— begin MATERIAL FOR THIS TASK —

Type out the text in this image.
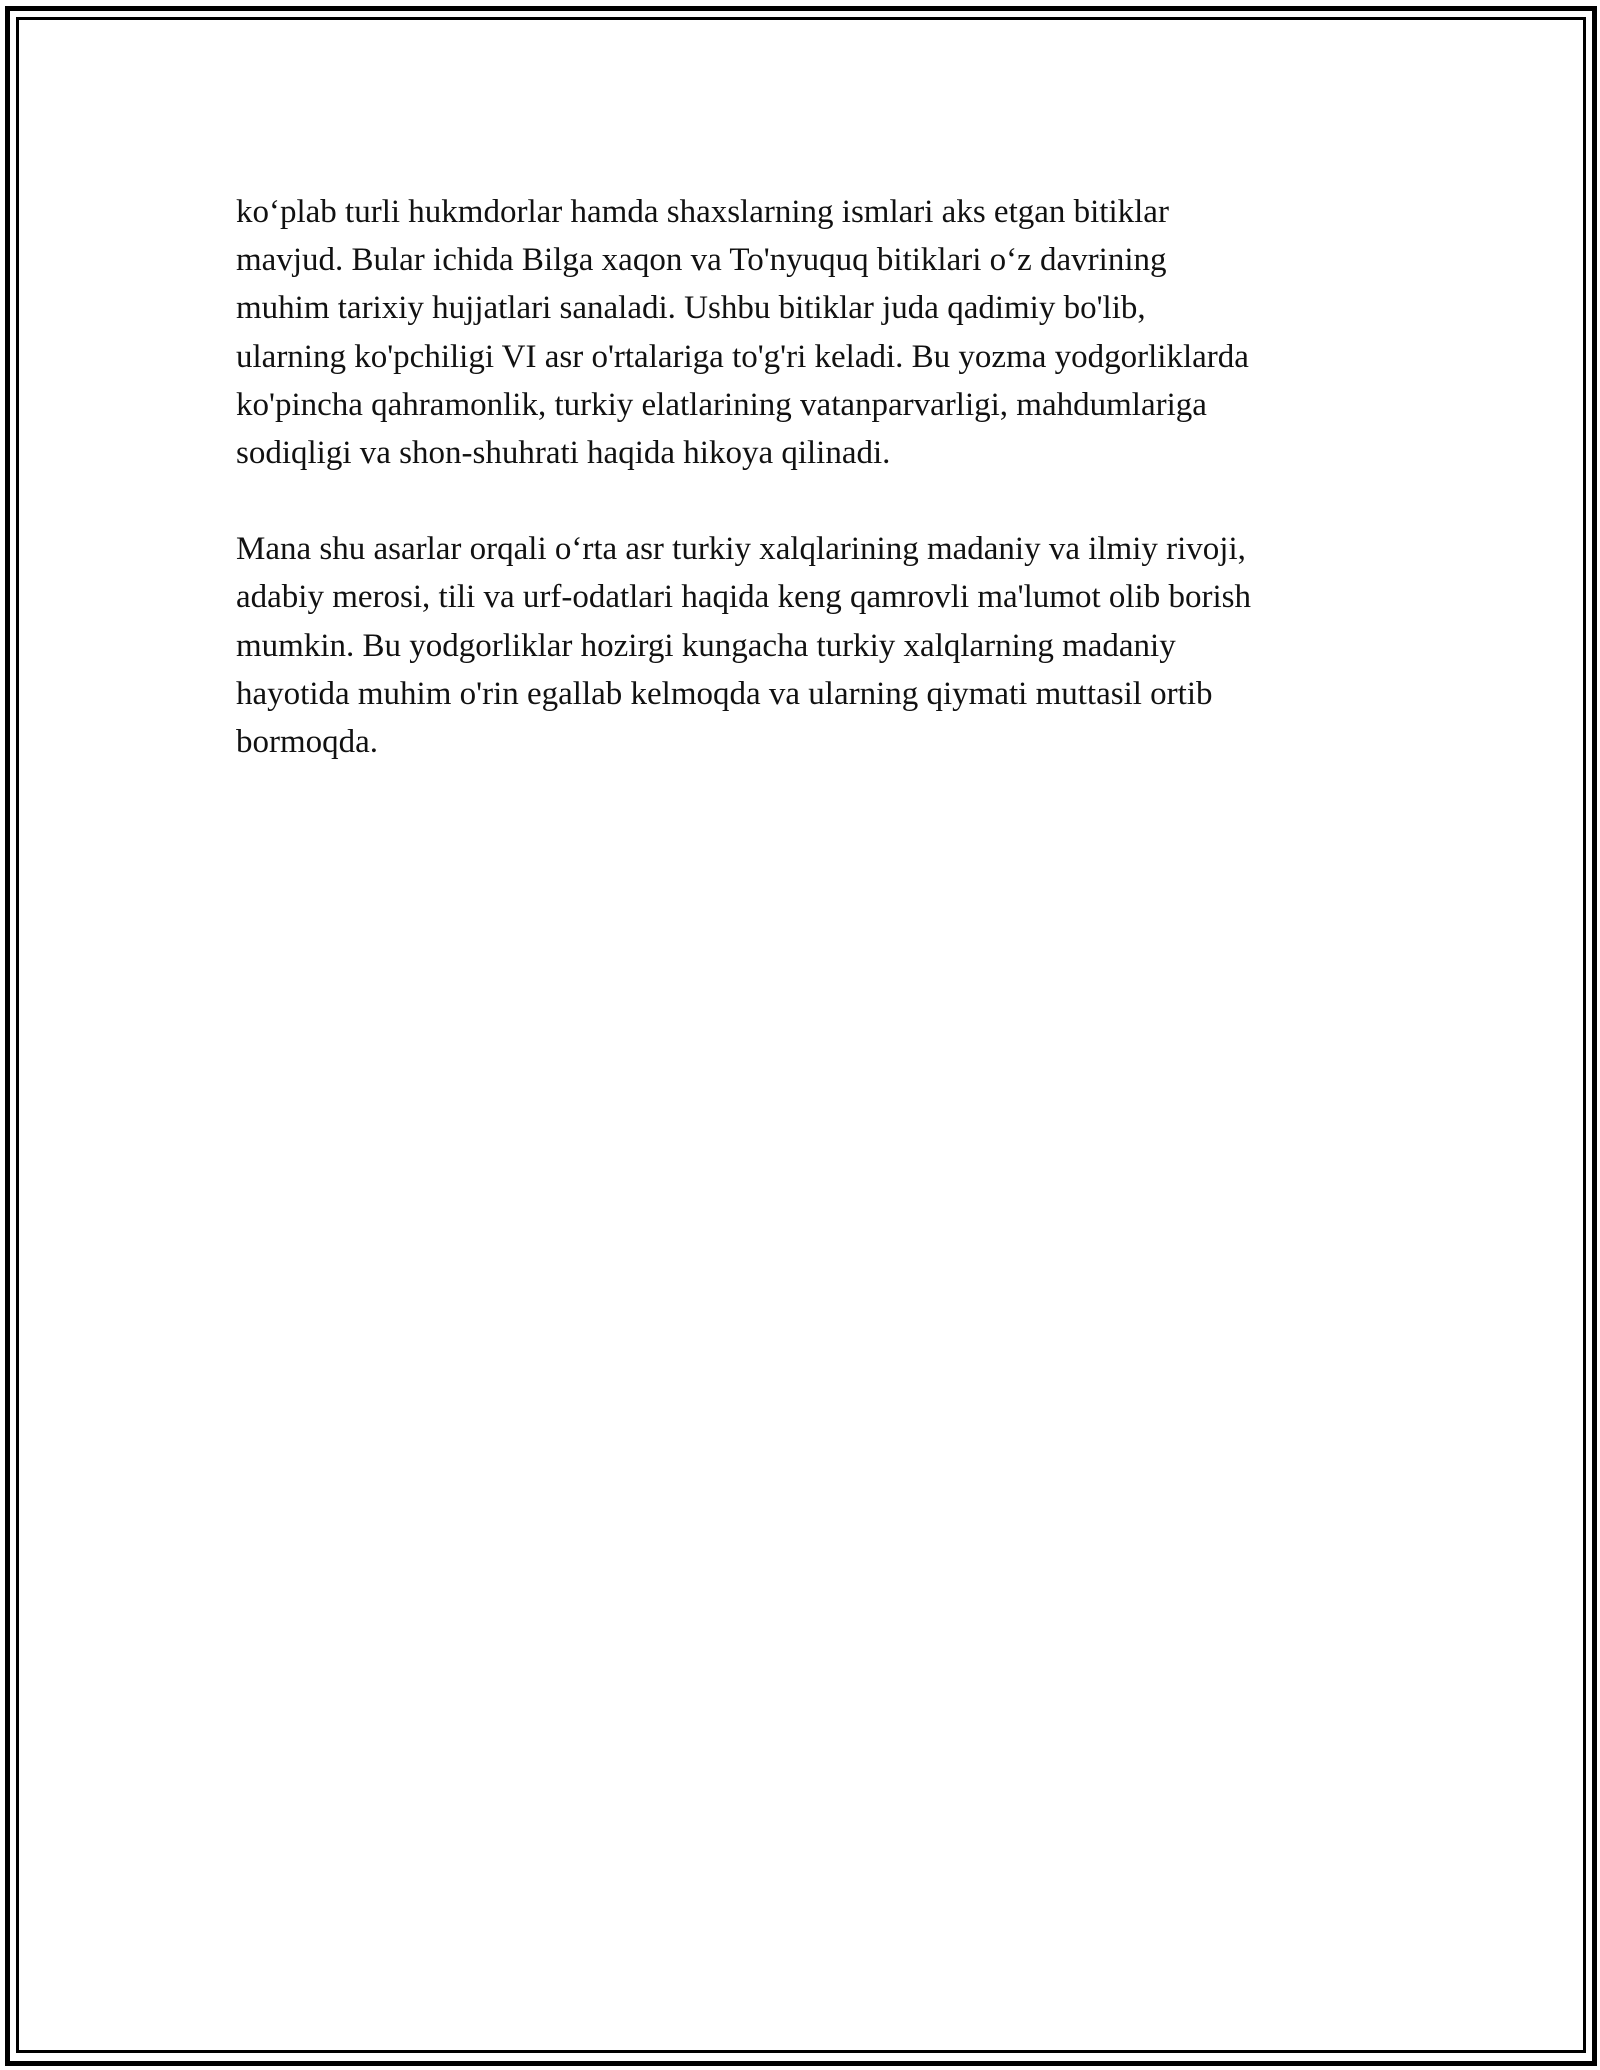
ko‘plab turli hukmdorlar hamda shaxslarning ismlari aks etgan bitiklar
mavjud. Bular ichida Bilga xaqon va To'nyuquq bitiklari o‘z davrining
muhim tarixiy hujjatlari sanaladi. Ushbu bitiklar juda qadimiy bo'lib,
ularning ko'pchiligi VI asr o'rtalariga to'g'ri keladi. Bu yozma yodgorliklarda
ko'pincha qahramonlik, turkiy elatlarining vatanparvarligi, mahdumlariga
sodiqligi va shon-shuhrati haqida hikoya qilinadi.

Mana shu asarlar orqali o‘rta asr turkiy xalqlarining madaniy va ilmiy rivoji,
adabiy merosi, tili va urf-odatlari haqida keng qamrovli ma'lumot olib borish
mumkin. Bu yodgorliklar hozirgi kungacha turkiy xalqlarning madaniy
hayotida muhim o'rin egallab kelmoqda va ularning qiymati muttasil ortib
bormoqda.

— end MATERIAL FOR THIS TASK —

TASK DETAILS: Each entry should be repeated exactly as it appears; the pictures stay out.

EXERCISE OUTPUT:
Type out the text in this image.
ko‘plab turli hukmdorlar hamda shaxslarning ismlari aks etgan bitiklar
mavjud. Bular ichida Bilga xaqon va To'nyuquq bitiklari o‘z davrining
muhim tarixiy hujjatlari sanaladi. Ushbu bitiklar juda qadimiy bo'lib,
ularning ko'pchiligi VI asr o'rtalariga to'g'ri keladi. Bu yozma yodgorliklarda
ko'pincha qahramonlik, turkiy elatlarining vatanparvarligi, mahdumlariga
sodiqligi va shon-shuhrati haqida hikoya qilinadi.

Mana shu asarlar orqali o‘rta asr turkiy xalqlarining madaniy va ilmiy rivoji,
adabiy merosi, tili va urf-odatlari haqida keng qamrovli ma'lumot olib borish
mumkin. Bu yodgorliklar hozirgi kungacha turkiy xalqlarning madaniy
hayotida muhim o'rin egallab kelmoqda va ularning qiymati muttasil ortib
bormoqda.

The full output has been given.